Work to do: In the material below, find all lines with the string "heading" and copy them.

•••

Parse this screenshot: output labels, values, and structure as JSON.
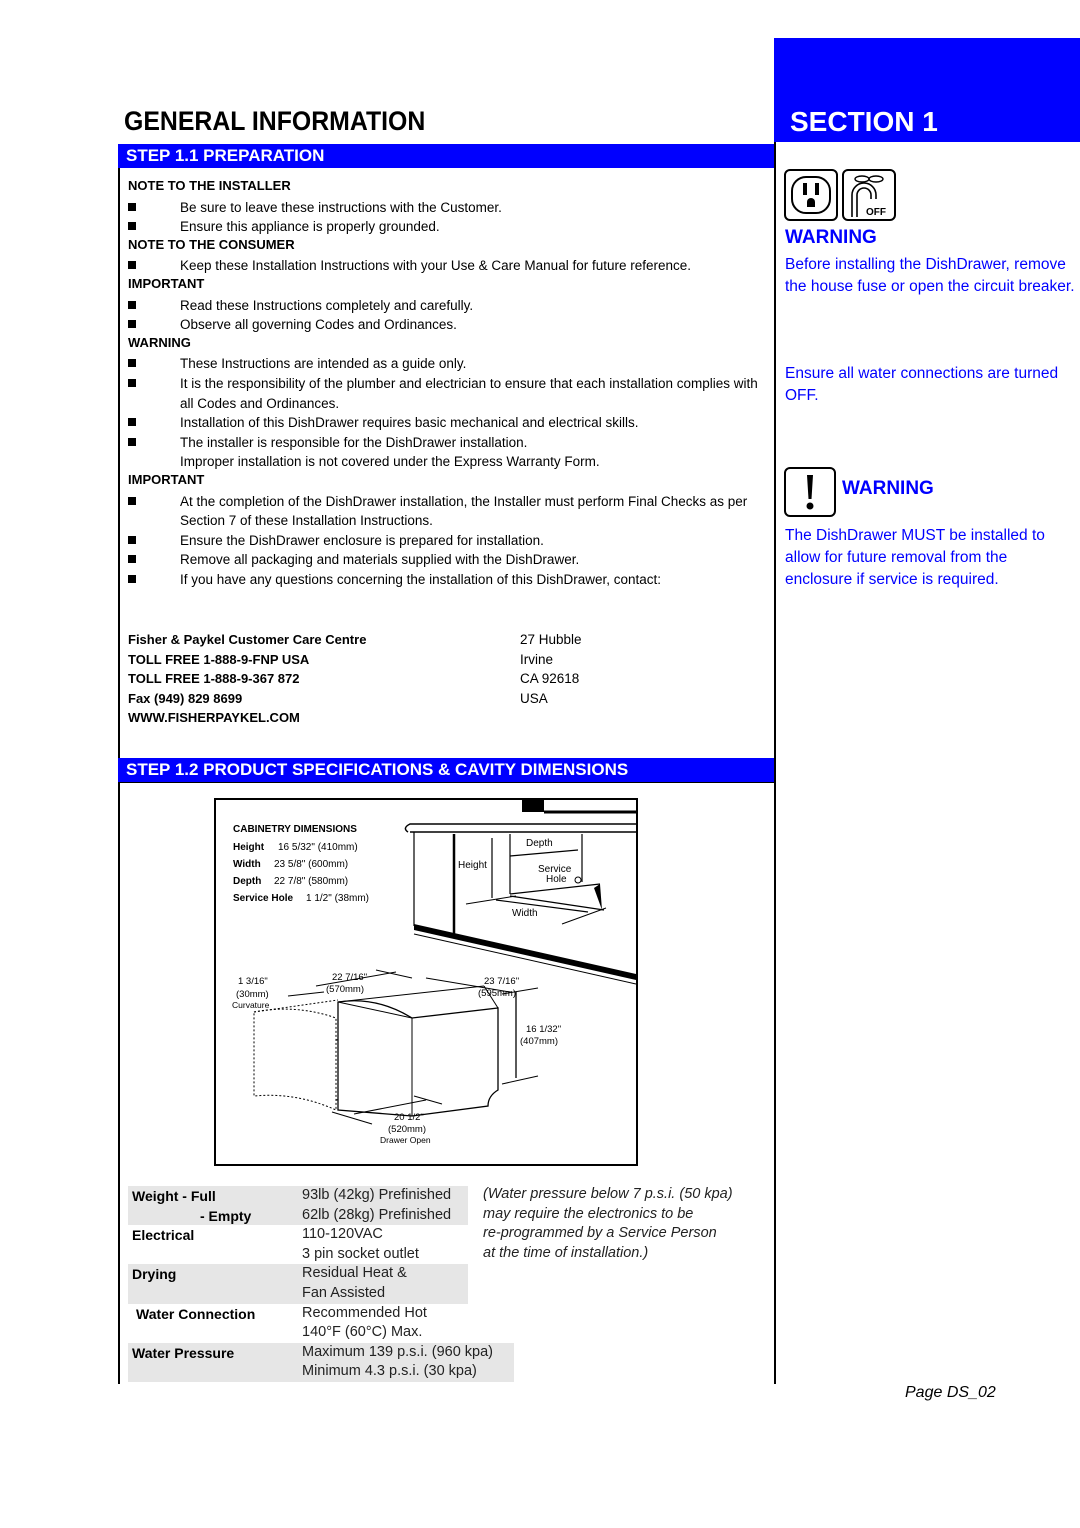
{
  "header": {
    "title": "GENERAL  INFORMATION",
    "section": "SECTION  1"
  },
  "step11": {
    "title": "STEP  1.1  PREPARATION",
    "groups": [
      {
        "heading": "NOTE TO THE INSTALLER",
        "items": [
          "Be sure to leave these instructions with the Customer.",
          "Ensure this appliance is properly grounded."
        ]
      },
      {
        "heading": "NOTE TO THE CONSUMER",
        "items": [
          "Keep these Installation Instructions with your Use & Care Manual for future reference."
        ]
      },
      {
        "heading": "IMPORTANT",
        "items": [
          "Read these Instructions completely and carefully.",
          "Observe all governing Codes and Ordinances."
        ]
      },
      {
        "heading": "WARNING",
        "items": [
          "These Instructions are intended as a guide only.",
          "It is the responsibility of the plumber and electrician to ensure that each installation complies with all Codes and Ordinances.",
          "Installation of this DishDrawer requires basic mechanical and electrical skills.",
          "The installer is responsible for the DishDrawer installation.",
          "Improper installation is not covered under the Express Warranty Form."
        ]
      },
      {
        "heading": "IMPORTANT",
        "items": [
          "At the completion of the DishDrawer installation, the Installer must perform Final Checks as per Section 7 of these Installation Instructions.",
          "Ensure the DishDrawer enclosure is prepared for installation.",
          "Remove all packaging and materials supplied with the DishDrawer.",
          "If you have any questions concerning the installation of this DishDrawer, contact:"
        ]
      }
    ],
    "contact": {
      "lines": [
        "Fisher & Paykel Customer Care Centre",
        "TOLL FREE 1-888-9-FNP USA",
        "TOLL FREE 1-888-9-367 872",
        "Fax (949) 829 8699",
        "WWW.FISHERPAYKEL.COM"
      ],
      "address": [
        "27 Hubble",
        "Irvine",
        "CA 92618",
        "USA"
      ]
    }
  },
  "sidebar": {
    "warning1": {
      "icons": [
        "power-outlet-icon",
        "water-tap-off-icon"
      ],
      "tap_label": "OFF",
      "heading": "WARNING",
      "text1": "Before installing the DishDrawer, remove the house fuse or open the circuit breaker.",
      "text2": "Ensure all water connections are turned OFF."
    },
    "warning2": {
      "icon": "exclamation-icon",
      "heading": "WARNING",
      "text": "The DishDrawer MUST be installed to allow for future removal from the enclosure if service is required."
    }
  },
  "step12": {
    "title": "STEP  1.2  PRODUCT SPECIFICATIONS & CAVITY DIMENSIONS",
    "diagram": {
      "cabinetry_title": "CABINETRY DIMENSIONS",
      "cabinetry": [
        {
          "label": "Height",
          "value": "16 5/32\" (410mm)"
        },
        {
          "label": "Width",
          "value": "23 5/8\" (600mm)"
        },
        {
          "label": "Depth",
          "value": "22 7/8\" (580mm)"
        },
        {
          "label": "Service Hole",
          "value": "1 1/2\" (38mm)"
        }
      ],
      "cavity_labels": {
        "depth": "Depth",
        "height": "Height",
        "service": "Service",
        "hole": "Hole",
        "width": "Width"
      },
      "product": {
        "curvature": [
          "1 3/16\"",
          "(30mm)",
          "Curvature"
        ],
        "depth": [
          "22 7/16\"",
          "(570mm)"
        ],
        "width": [
          "23 7/16\"",
          "(595mm)"
        ],
        "height": [
          "16 1/32\"",
          "(407mm)"
        ],
        "open": [
          "20 1/2\"",
          "(520mm)",
          "Drawer Open"
        ]
      }
    },
    "specs": [
      {
        "label": "Weight  - Full",
        "values": [
          "93lb (42kg) Prefinished"
        ],
        "shade": true
      },
      {
        "label": "- Empty",
        "values": [
          "62lb (28kg) Prefinished"
        ],
        "shade": true
      },
      {
        "label": "Electrical",
        "values": [
          "110-120VAC",
          "3 pin socket outlet"
        ],
        "shade": false
      },
      {
        "label": "Drying",
        "values": [
          "Residual Heat &",
          "Fan Assisted"
        ],
        "shade": true
      },
      {
        "label": "Water Connection",
        "values": [
          "Recommended Hot",
          "140°F (60°C) Max."
        ],
        "shade": false
      },
      {
        "label": "Water Pressure",
        "values": [
          "Maximum 139 p.s.i. (960 kpa)",
          "Minimum 4.3 p.s.i. (30 kpa)"
        ],
        "shade": true
      }
    ],
    "note": [
      "(Water pressure below 7 p.s.i. (50 kpa)",
      "may require the electronics to be",
      "re-programmed by a Service Person",
      "at the time of installation.)"
    ]
  },
  "footer": {
    "page": "Page DS_02"
  }
}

•••

Exercise output:
        "heading": "NOTE TO THE INSTALLER",
        "heading": "NOTE TO THE CONSUMER",
        "heading": "IMPORTANT",
        "heading": "WARNING",
        "heading": "IMPORTANT",
      "heading": "WARNING",
      "heading": "WARNING",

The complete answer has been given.